Write the data out again in full, with no departure from the original.

Recorded data
## Begin

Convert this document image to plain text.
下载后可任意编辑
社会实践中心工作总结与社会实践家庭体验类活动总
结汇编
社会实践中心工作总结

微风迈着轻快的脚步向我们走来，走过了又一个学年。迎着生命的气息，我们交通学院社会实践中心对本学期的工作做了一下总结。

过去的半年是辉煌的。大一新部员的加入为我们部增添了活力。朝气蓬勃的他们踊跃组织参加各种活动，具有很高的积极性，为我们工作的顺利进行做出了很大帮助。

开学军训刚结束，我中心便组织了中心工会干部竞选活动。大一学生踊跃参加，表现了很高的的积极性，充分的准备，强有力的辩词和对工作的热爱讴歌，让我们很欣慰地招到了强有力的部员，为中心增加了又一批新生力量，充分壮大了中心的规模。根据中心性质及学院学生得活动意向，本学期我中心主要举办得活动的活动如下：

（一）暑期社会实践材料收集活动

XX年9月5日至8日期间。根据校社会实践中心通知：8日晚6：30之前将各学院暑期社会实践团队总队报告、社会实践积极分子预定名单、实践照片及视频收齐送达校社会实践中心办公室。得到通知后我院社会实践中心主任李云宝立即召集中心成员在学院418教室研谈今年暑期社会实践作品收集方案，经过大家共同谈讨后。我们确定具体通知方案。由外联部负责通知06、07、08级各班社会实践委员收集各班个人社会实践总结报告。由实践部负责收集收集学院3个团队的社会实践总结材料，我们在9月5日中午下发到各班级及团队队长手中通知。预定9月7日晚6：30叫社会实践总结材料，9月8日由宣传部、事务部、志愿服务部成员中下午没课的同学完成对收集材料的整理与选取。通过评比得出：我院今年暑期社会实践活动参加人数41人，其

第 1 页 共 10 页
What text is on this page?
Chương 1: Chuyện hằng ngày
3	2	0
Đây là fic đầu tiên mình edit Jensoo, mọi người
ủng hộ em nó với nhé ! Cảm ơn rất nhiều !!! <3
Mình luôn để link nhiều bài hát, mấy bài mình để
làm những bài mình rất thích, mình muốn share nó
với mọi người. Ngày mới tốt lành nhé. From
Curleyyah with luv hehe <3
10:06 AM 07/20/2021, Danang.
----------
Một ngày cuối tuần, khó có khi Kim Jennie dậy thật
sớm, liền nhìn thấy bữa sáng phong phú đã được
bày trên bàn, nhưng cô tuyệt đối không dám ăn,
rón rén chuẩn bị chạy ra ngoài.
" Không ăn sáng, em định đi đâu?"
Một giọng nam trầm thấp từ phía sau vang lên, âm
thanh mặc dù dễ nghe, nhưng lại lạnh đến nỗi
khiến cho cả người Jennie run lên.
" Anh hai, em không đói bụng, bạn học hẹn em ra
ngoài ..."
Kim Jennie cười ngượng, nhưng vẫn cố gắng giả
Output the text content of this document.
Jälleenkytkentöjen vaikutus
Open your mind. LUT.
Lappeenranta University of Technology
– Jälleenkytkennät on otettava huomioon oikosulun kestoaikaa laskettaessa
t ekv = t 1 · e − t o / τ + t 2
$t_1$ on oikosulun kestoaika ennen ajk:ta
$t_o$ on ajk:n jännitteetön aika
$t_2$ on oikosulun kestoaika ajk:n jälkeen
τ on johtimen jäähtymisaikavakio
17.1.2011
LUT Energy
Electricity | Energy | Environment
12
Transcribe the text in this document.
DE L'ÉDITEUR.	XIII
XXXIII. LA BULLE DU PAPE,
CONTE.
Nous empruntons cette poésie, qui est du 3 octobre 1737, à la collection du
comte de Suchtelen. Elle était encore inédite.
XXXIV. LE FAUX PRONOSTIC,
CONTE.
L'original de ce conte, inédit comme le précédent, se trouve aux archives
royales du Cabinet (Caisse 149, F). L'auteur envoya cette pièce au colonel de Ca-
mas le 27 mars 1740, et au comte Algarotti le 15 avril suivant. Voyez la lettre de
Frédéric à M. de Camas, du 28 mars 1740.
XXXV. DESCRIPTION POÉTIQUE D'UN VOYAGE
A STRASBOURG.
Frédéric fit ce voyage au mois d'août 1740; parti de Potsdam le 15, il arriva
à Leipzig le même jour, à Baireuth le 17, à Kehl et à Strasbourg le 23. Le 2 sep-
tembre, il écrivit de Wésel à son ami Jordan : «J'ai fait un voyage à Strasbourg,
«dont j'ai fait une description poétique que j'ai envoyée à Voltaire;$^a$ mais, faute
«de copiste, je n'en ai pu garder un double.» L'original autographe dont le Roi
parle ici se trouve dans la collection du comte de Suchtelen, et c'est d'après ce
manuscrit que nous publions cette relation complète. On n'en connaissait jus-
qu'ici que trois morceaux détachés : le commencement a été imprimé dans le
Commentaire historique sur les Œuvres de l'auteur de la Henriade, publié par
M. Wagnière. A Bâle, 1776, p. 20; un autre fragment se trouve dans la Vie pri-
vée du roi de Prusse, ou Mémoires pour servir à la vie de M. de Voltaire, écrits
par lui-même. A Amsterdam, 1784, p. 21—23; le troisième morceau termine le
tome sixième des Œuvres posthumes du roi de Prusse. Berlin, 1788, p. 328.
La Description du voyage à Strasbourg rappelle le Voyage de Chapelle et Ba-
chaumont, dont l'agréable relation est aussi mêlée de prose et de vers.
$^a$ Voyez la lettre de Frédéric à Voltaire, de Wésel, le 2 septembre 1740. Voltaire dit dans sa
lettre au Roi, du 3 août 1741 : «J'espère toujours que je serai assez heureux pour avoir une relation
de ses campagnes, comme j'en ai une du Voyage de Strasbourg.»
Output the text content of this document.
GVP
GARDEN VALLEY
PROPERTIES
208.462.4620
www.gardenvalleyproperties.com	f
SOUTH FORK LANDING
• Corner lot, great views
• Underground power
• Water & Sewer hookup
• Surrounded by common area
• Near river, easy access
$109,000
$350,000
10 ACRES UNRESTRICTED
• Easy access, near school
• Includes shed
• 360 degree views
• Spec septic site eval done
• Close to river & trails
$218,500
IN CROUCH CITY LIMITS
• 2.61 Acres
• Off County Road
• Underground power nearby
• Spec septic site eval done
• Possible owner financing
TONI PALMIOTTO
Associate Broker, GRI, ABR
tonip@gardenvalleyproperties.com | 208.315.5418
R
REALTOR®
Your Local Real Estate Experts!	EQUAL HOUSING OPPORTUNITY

## End

■ **ANSWER TO THIS TASK**
Convert this document image to plain text.
下载后可任意编辑
社会实践中心工作总结与社会实践家庭体验类活动总
结汇编
社会实践中心工作总结

微风迈着轻快的脚步向我们走来，走过了又一个学年。迎着生命的气息，我们交通学院社会实践中心对本学期的工作做了一下总结。

过去的半年是辉煌的。大一新部员的加入为我们部增添了活力。朝气蓬勃的他们踊跃组织参加各种活动，具有很高的积极性，为我们工作的顺利进行做出了很大帮助。

开学军训刚结束，我中心便组织了中心工会干部竞选活动。大一学生踊跃参加，表现了很高的的积极性，充分的准备，强有力的辩词和对工作的热爱讴歌，让我们很欣慰地招到了强有力的部员，为中心增加了又一批新生力量，充分壮大了中心的规模。根据中心性质及学院学生得活动意向，本学期我中心主要举办得活动的活动如下：

（一）暑期社会实践材料收集活动

XX年9月5日至8日期间。根据校社会实践中心通知：8日晚6：30之前将各学院暑期社会实践团队总队报告、社会实践积极分子预定名单、实践照片及视频收齐送达校社会实践中心办公室。得到通知后我院社会实践中心主任李云宝立即召集中心成员在学院418教室研谈今年暑期社会实践作品收集方案，经过大家共同谈讨后。我们确定具体通知方案。由外联部负责通知06、07、08级各班社会实践委员收集各班个人社会实践总结报告。由实践部负责收集收集学院3个团队的社会实践总结材料，我们在9月5日中午下发到各班级及团队队长手中通知。预定9月7日晚6：30叫社会实践总结材料，9月8日由宣传部、事务部、志愿服务部成员中下午没课的同学完成对收集材料的整理与选取。通过评比得出：我院今年暑期社会实践活动参加人数41人，其

第 1 页 共 10 页
What text is on this page?
Chương 1: Chuyện hằng ngày
3	2	0
Đây là fic đầu tiên mình edit Jensoo, mọi người
ủng hộ em nó với nhé ! Cảm ơn rất nhiều !!! <3
Mình luôn để link nhiều bài hát, mấy bài mình để
làm những bài mình rất thích, mình muốn share nó
với mọi người. Ngày mới tốt lành nhé. From
Curleyyah with luv hehe <3
10:06 AM 07/20/2021, Danang.
----------
Một ngày cuối tuần, khó có khi Kim Jennie dậy thật
sớm, liền nhìn thấy bữa sáng phong phú đã được
bày trên bàn, nhưng cô tuyệt đối không dám ăn,
rón rén chuẩn bị chạy ra ngoài.
" Không ăn sáng, em định đi đâu?"
Một giọng nam trầm thấp từ phía sau vang lên, âm
thanh mặc dù dễ nghe, nhưng lại lạnh đến nỗi
khiến cho cả người Jennie run lên.
" Anh hai, em không đói bụng, bạn học hẹn em ra
ngoài ..."
Kim Jennie cười ngượng, nhưng vẫn cố gắng giả
Output the text content of this document.
Jälleenkytkentöjen vaikutus
Open your mind. LUT.
Lappeenranta University of Technology
– Jälleenkytkennät on otettava huomioon oikosulun kestoaikaa laskettaessa
t ekv = t 1 · e − t o / τ + t 2
$t_1$ on oikosulun kestoaika ennen ajk:ta
$t_o$ on ajk:n jännitteetön aika
$t_2$ on oikosulun kestoaika ajk:n jälkeen
τ on johtimen jäähtymisaikavakio
17.1.2011
LUT Energy
Electricity | Energy | Environment
12
Transcribe the text in this document.
DE L'ÉDITEUR.	XIII
XXXIII. LA BULLE DU PAPE,
CONTE.
Nous empruntons cette poésie, qui est du 3 octobre 1737, à la collection du
comte de Suchtelen. Elle était encore inédite.
XXXIV. LE FAUX PRONOSTIC,
CONTE.
L'original de ce conte, inédit comme le précédent, se trouve aux archives
royales du Cabinet (Caisse 149, F). L'auteur envoya cette pièce au colonel de Ca-
mas le 27 mars 1740, et au comte Algarotti le 15 avril suivant. Voyez la lettre de
Frédéric à M. de Camas, du 28 mars 1740.
XXXV. DESCRIPTION POÉTIQUE D'UN VOYAGE
A STRASBOURG.
Frédéric fit ce voyage au mois d'août 1740; parti de Potsdam le 15, il arriva
à Leipzig le même jour, à Baireuth le 17, à Kehl et à Strasbourg le 23. Le 2 sep-
tembre, il écrivit de Wésel à son ami Jordan : «J'ai fait un voyage à Strasbourg,
«dont j'ai fait une description poétique que j'ai envoyée à Voltaire;$^a$ mais, faute
«de copiste, je n'en ai pu garder un double.» L'original autographe dont le Roi
parle ici se trouve dans la collection du comte de Suchtelen, et c'est d'après ce
manuscrit que nous publions cette relation complète. On n'en connaissait jus-
qu'ici que trois morceaux détachés : le commencement a été imprimé dans le
Commentaire historique sur les Œuvres de l'auteur de la Henriade, publié par
M. Wagnière. A Bâle, 1776, p. 20; un autre fragment se trouve dans la Vie pri-
vée du roi de Prusse, ou Mémoires pour servir à la vie de M. de Voltaire, écrits
par lui-même. A Amsterdam, 1784, p. 21—23; le troisième morceau termine le
tome sixième des Œuvres posthumes du roi de Prusse. Berlin, 1788, p. 328.
La Description du voyage à Strasbourg rappelle le Voyage de Chapelle et Ba-
chaumont, dont l'agréable relation est aussi mêlée de prose et de vers.
$^a$ Voyez la lettre de Frédéric à Voltaire, de Wésel, le 2 septembre 1740. Voltaire dit dans sa
lettre au Roi, du 3 août 1741 : «J'espère toujours que je serai assez heureux pour avoir une relation
de ses campagnes, comme j'en ai une du Voyage de Strasbourg.»
Output the text content of this document.
GVP
GARDEN VALLEY
PROPERTIES
208.462.4620
www.gardenvalleyproperties.com	f
SOUTH FORK LANDING
• Corner lot, great views
• Underground power
• Water & Sewer hookup
• Surrounded by common area
• Near river, easy access
$109,000
$350,000
10 ACRES UNRESTRICTED
• Easy access, near school
• Includes shed
• 360 degree views
• Spec septic site eval done
• Close to river & trails
$218,500
IN CROUCH CITY LIMITS
• 2.61 Acres
• Off County Road
• Underground power nearby
• Spec septic site eval done
• Possible owner financing
TONI PALMIOTTO
Associate Broker, GRI, ABR
tonip@gardenvalleyproperties.com | 208.315.5418
R
REALTOR®
Your Local Real Estate Experts!	EQUAL HOUSING OPPORTUNITY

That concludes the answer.